#### Aim of the exercise
Omit all images. Transcribe the rest of the material below exactly.

#### Records
+++

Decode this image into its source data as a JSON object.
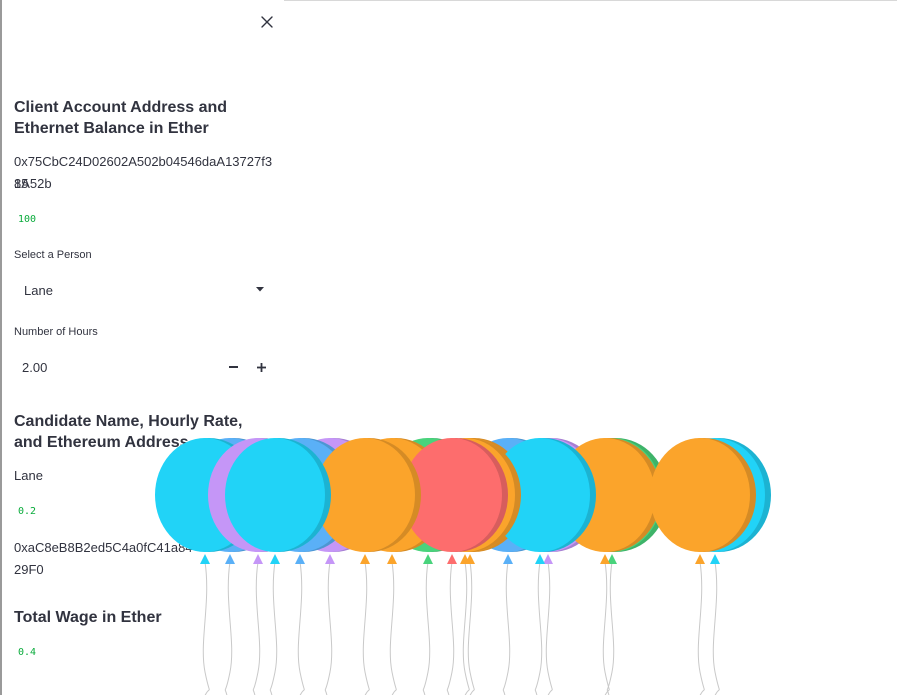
{
  "sidebar": {
    "close_icon": "close-icon",
    "account_heading": "Client Account Address and Ethernet Balance in Ether",
    "account_address_line1": "0x75CbC24D02602A502b04546daA13727f385",
    "account_address_line2": "1A52b",
    "balance": "100",
    "person_select": {
      "label": "Select a Person",
      "value": "Lane",
      "icon": "chevron-down-icon"
    },
    "hours_input": {
      "label": "Number of Hours",
      "value": "2.00",
      "minus_label": "−",
      "plus_label": "+"
    },
    "candidate_heading": "Candidate Name, Hourly Rate, and Ethereum Address",
    "candidate_name": "Lane",
    "hourly_rate": "0.2",
    "candidate_address_line1": "0xaC8eB8B2ed5C4a0fC41a84",
    "candidate_address_line2": "29F0",
    "wage_heading": "Total Wage in Ether",
    "total_wage": "0.4"
  },
  "balloon_colors": {
    "blue": "#21d3f7",
    "light_blue": "#5ab0f7",
    "purple": "#c596f7",
    "orange": "#fba42b",
    "red": "#fd6d6d",
    "green": "#49d37c"
  }
}
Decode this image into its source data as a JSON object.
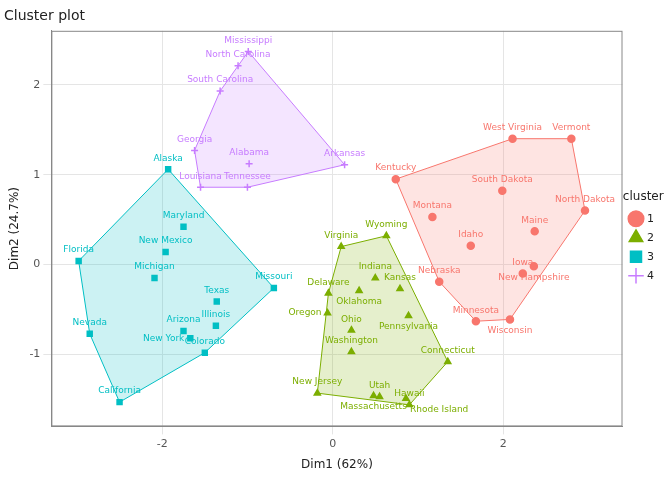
{
  "chart_data": {
    "type": "scatter",
    "title": "Cluster plot",
    "x_label": "Dim1 (62%)",
    "y_label": "Dim2 (24.7%)",
    "legend_title": "cluster",
    "legend": "right",
    "grid": true,
    "xlim": [
      -3.3,
      3.4
    ],
    "xticks": [
      -2,
      0,
      2
    ],
    "ylim": [
      -1.8,
      2.6
    ],
    "yticks": [
      -1,
      0,
      1,
      2
    ],
    "series": [
      {
        "name": "1",
        "color": "#F8766D",
        "marker": "circle",
        "point_labels": [
          "Idaho",
          "Iowa",
          "Kentucky",
          "Maine",
          "Minnesota",
          "Montana",
          "Nebraska",
          "New Hampshire",
          "North Dakota",
          "South Dakota",
          "Vermont",
          "West Virginia",
          "Wisconsin"
        ],
        "x": [
          1.62,
          2.23,
          0.74,
          2.37,
          1.68,
          1.17,
          1.25,
          2.36,
          2.96,
          1.99,
          2.8,
          2.11,
          2.08
        ],
        "values": [
          0.21,
          -0.1,
          0.95,
          0.37,
          -0.63,
          0.53,
          -0.19,
          -0.02,
          0.6,
          0.82,
          1.4,
          1.4,
          -0.61
        ]
      },
      {
        "name": "2",
        "color": "#7CAE00",
        "marker": "triangle",
        "point_labels": [
          "Connecticut",
          "Delaware",
          "Hawaii",
          "Indiana",
          "Kansas",
          "Massachusetts",
          "New Jersey",
          "Ohio",
          "Oklahoma",
          "Oregon",
          "Pennsylvania",
          "Rhode Island",
          "Utah",
          "Virginia",
          "Washington",
          "Wyoming"
        ],
        "x": [
          1.35,
          -0.05,
          0.9,
          0.5,
          0.79,
          0.48,
          -0.18,
          0.22,
          0.31,
          -0.06,
          0.89,
          0.86,
          0.55,
          0.1,
          0.22,
          0.63
        ],
        "values": [
          -1.08,
          -0.32,
          -1.56,
          -0.15,
          -0.27,
          -1.46,
          -1.43,
          -0.73,
          -0.29,
          -0.54,
          -0.57,
          -1.49,
          -1.47,
          0.2,
          -0.97,
          0.32
        ]
      },
      {
        "name": "3",
        "color": "#00BFC4",
        "marker": "rect",
        "point_labels": [
          "Alaska",
          "Arizona",
          "California",
          "Colorado",
          "Florida",
          "Illinois",
          "Maryland",
          "Michigan",
          "Missouri",
          "Nevada",
          "New Mexico",
          "New York",
          "Texas"
        ],
        "x": [
          -1.93,
          -1.75,
          -2.5,
          -1.5,
          -2.98,
          -1.37,
          -1.75,
          -2.09,
          -0.69,
          -2.85,
          -1.96,
          -1.67,
          -1.36
        ],
        "values": [
          1.06,
          -0.74,
          -1.53,
          -0.98,
          0.04,
          -0.68,
          0.42,
          -0.15,
          -0.26,
          -0.77,
          0.14,
          -0.82,
          -0.41
        ]
      },
      {
        "name": "4",
        "color": "#C77CFF",
        "marker": "cross",
        "point_labels": [
          "Alabama",
          "Arkansas",
          "Georgia",
          "Louisiana",
          "Mississippi",
          "North Carolina",
          "South Carolina",
          "Tennessee"
        ],
        "x": [
          -0.98,
          0.14,
          -1.62,
          -1.55,
          -0.99,
          -1.11,
          -1.32,
          -1.0
        ],
        "values": [
          1.12,
          1.11,
          1.27,
          0.86,
          2.37,
          2.21,
          1.93,
          0.86
        ]
      }
    ]
  }
}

+++

#### Result for this task
Decode this image into its source data as a JSON object.
{
  "sidebar": {
    "close_icon": "close-icon",
    "account_heading": "Client Account Address and Ethernet Balance in Ether",
    "account_address_line1": "0x75CbC24D02602A502b04546daA13727f385",
    "account_address_line2": "1A52b",
    "balance": "100",
    "person_select": {
      "label": "Select a Person",
      "value": "Lane",
      "icon": "chevron-down-icon"
    },
    "hours_input": {
      "label": "Number of Hours",
      "value": "2.00",
      "minus_label": "−",
      "plus_label": "+"
    },
    "candidate_heading": "Candidate Name, Hourly Rate, and Ethereum Address",
    "candidate_name": "Lane",
    "hourly_rate": "0.2",
    "candidate_address_line1": "0xaC8eB8B2ed5C4a0fC41a84",
    "candidate_address_line2": "29F0",
    "wage_heading": "Total Wage in Ether",
    "total_wage": "0.4"
  },
  "balloon_colors": {
    "blue": "#21d3f7",
    "light_blue": "#5ab0f7",
    "purple": "#c596f7",
    "orange": "#fba42b",
    "red": "#fd6d6d",
    "green": "#49d37c"
  }
}
Decode this image into its source data as a JSON object.
{
  "chart_data": {
    "type": "scatter",
    "title": "Cluster plot",
    "x_label": "Dim1 (62%)",
    "y_label": "Dim2 (24.7%)",
    "legend_title": "cluster",
    "legend": "right",
    "grid": true,
    "xlim": [
      -3.3,
      3.4
    ],
    "xticks": [
      -2,
      0,
      2
    ],
    "ylim": [
      -1.8,
      2.6
    ],
    "yticks": [
      -1,
      0,
      1,
      2
    ],
    "series": [
      {
        "name": "1",
        "color": "#F8766D",
        "marker": "circle",
        "point_labels": [
          "Idaho",
          "Iowa",
          "Kentucky",
          "Maine",
          "Minnesota",
          "Montana",
          "Nebraska",
          "New Hampshire",
          "North Dakota",
          "South Dakota",
          "Vermont",
          "West Virginia",
          "Wisconsin"
        ],
        "x": [
          1.62,
          2.23,
          0.74,
          2.37,
          1.68,
          1.17,
          1.25,
          2.36,
          2.96,
          1.99,
          2.8,
          2.11,
          2.08
        ],
        "values": [
          0.21,
          -0.1,
          0.95,
          0.37,
          -0.63,
          0.53,
          -0.19,
          -0.02,
          0.6,
          0.82,
          1.4,
          1.4,
          -0.61
        ]
      },
      {
        "name": "2",
        "color": "#7CAE00",
        "marker": "triangle",
        "point_labels": [
          "Connecticut",
          "Delaware",
          "Hawaii",
          "Indiana",
          "Kansas",
          "Massachusetts",
          "New Jersey",
          "Ohio",
          "Oklahoma",
          "Oregon",
          "Pennsylvania",
          "Rhode Island",
          "Utah",
          "Virginia",
          "Washington",
          "Wyoming"
        ],
        "x": [
          1.35,
          -0.05,
          0.9,
          0.5,
          0.79,
          0.48,
          -0.18,
          0.22,
          0.31,
          -0.06,
          0.89,
          0.86,
          0.55,
          0.1,
          0.22,
          0.63
        ],
        "values": [
          -1.08,
          -0.32,
          -1.56,
          -0.15,
          -0.27,
          -1.46,
          -1.43,
          -0.73,
          -0.29,
          -0.54,
          -0.57,
          -1.49,
          -1.47,
          0.2,
          -0.97,
          0.32
        ]
      },
      {
        "name": "3",
        "color": "#00BFC4",
        "marker": "rect",
        "point_labels": [
          "Alaska",
          "Arizona",
          "California",
          "Colorado",
          "Florida",
          "Illinois",
          "Maryland",
          "Michigan",
          "Missouri",
          "Nevada",
          "New Mexico",
          "New York",
          "Texas"
        ],
        "x": [
          -1.93,
          -1.75,
          -2.5,
          -1.5,
          -2.98,
          -1.37,
          -1.75,
          -2.09,
          -0.69,
          -2.85,
          -1.96,
          -1.67,
          -1.36
        ],
        "values": [
          1.06,
          -0.74,
          -1.53,
          -0.98,
          0.04,
          -0.68,
          0.42,
          -0.15,
          -0.26,
          -0.77,
          0.14,
          -0.82,
          -0.41
        ]
      },
      {
        "name": "4",
        "color": "#C77CFF",
        "marker": "cross",
        "point_labels": [
          "Alabama",
          "Arkansas",
          "Georgia",
          "Louisiana",
          "Mississippi",
          "North Carolina",
          "South Carolina",
          "Tennessee"
        ],
        "x": [
          -0.98,
          0.14,
          -1.62,
          -1.55,
          -0.99,
          -1.11,
          -1.32,
          -1.0
        ],
        "values": [
          1.12,
          1.11,
          1.27,
          0.86,
          2.37,
          2.21,
          1.93,
          0.86
        ]
      }
    ]
  }
}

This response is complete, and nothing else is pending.